What the exercise asks
Leave the pictures out and print every record below exactly as it stands.

[Source records]
--- begin ---
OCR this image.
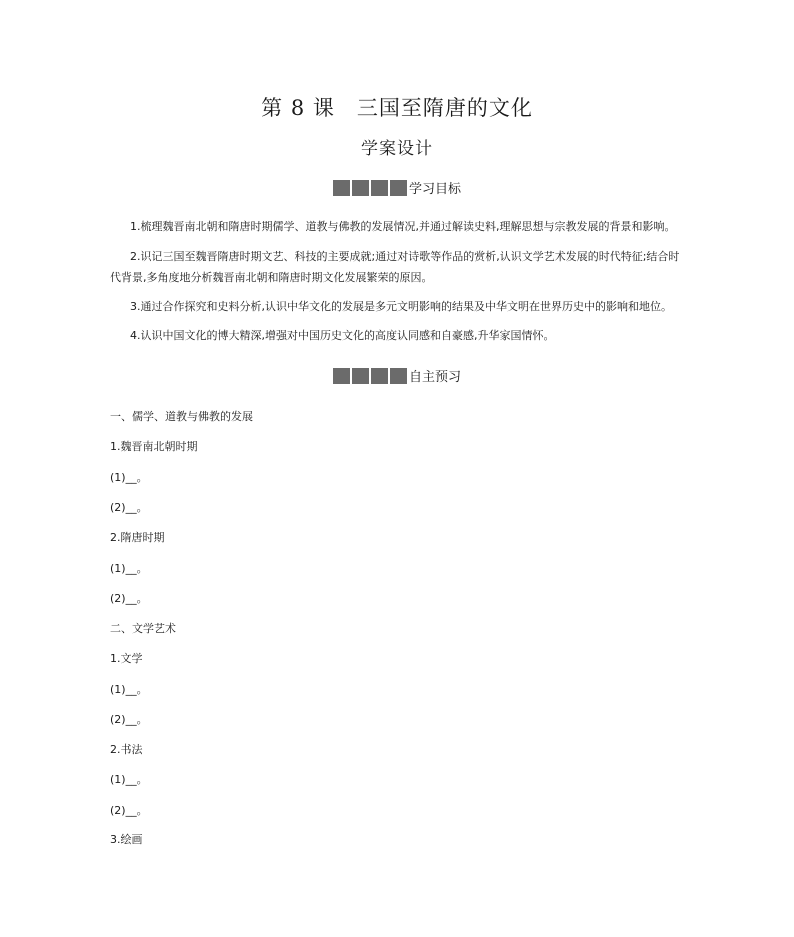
第 8 课　三国至隋唐的文化
学案设计
学习目标
1.梳理魏晋南北朝和隋唐时期儒学、道教与佛教的发展情况,并通过解读史料,理解思想与宗教发展的背景和影响。
2.识记三国至魏晋隋唐时期文艺、科技的主要成就;通过对诗歌等作品的赏析,认识文学艺术发展的时代特征;结合时代背景,多角度地分析魏晋南北朝和隋唐时期文化发展繁荣的原因。
3.通过合作探究和史料分析,认识中华文化的发展是多元文明影响的结果及中华文明在世界历史中的影响和地位。
4.认识中国文化的博大精深,增强对中国历史文化的高度认同感和自豪感,升华家国情怀。
自主预习
一、儒学、道教与佛教的发展
1.魏晋南北朝时期
(1)__。
(2)__。
2.隋唐时期
(1)__。
(2)__。
二、文学艺术
1.文学
(1)__。
(2)__。
2.书法
(1)__。
(2)__。
3.绘画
--- end ---
Answer to this exercise
OCR this image.
第 8 课　三国至隋唐的文化
学案设计
学习目标
1.梳理魏晋南北朝和隋唐时期儒学、道教与佛教的发展情况,并通过解读史料,理解思想与宗教发展的背景和影响。
2.识记三国至魏晋隋唐时期文艺、科技的主要成就;通过对诗歌等作品的赏析,认识文学艺术发展的时代特征;结合时代背景,多角度地分析魏晋南北朝和隋唐时期文化发展繁荣的原因。
3.通过合作探究和史料分析,认识中华文化的发展是多元文明影响的结果及中华文明在世界历史中的影响和地位。
4.认识中国文化的博大精深,增强对中国历史文化的高度认同感和自豪感,升华家国情怀。
自主预习
一、儒学、道教与佛教的发展
1.魏晋南北朝时期
(1)__。
(2)__。
2.隋唐时期
(1)__。
(2)__。
二、文学艺术
1.文学
(1)__。
(2)__。
2.书法
(1)__。
(2)__。
3.绘画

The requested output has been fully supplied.